Extracts from a graphics dataset:
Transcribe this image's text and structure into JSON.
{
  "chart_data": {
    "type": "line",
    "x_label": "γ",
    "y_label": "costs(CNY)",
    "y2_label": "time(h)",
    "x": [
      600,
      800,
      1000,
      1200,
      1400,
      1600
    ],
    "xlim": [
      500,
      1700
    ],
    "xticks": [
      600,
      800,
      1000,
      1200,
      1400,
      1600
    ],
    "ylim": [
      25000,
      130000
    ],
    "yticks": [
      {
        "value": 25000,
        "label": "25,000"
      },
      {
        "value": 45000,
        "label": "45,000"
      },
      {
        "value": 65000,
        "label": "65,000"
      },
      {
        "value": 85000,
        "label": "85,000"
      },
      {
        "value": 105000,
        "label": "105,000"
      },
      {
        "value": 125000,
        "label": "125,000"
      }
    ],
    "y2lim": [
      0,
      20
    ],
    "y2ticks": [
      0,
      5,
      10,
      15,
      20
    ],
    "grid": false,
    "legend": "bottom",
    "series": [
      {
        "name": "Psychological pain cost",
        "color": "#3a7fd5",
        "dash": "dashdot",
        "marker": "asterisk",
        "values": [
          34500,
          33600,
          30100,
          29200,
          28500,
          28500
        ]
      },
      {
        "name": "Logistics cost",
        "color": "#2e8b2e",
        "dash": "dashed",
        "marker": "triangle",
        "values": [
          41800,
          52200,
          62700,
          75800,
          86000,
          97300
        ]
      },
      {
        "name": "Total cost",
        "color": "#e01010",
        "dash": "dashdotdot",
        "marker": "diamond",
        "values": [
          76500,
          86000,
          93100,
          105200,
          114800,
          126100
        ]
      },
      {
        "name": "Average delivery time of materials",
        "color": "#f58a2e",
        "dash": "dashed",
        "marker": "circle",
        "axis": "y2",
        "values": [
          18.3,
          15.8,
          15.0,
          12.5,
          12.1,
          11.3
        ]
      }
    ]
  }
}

[WHAT TO DO]
Select the lines in this material that hold the word "color", leaving none out.

[COMPLETED EXERCISE]
        "color": "#3a7fd5",
        "color": "#2e8b2e",
        "color": "#e01010",
        "color": "#f58a2e",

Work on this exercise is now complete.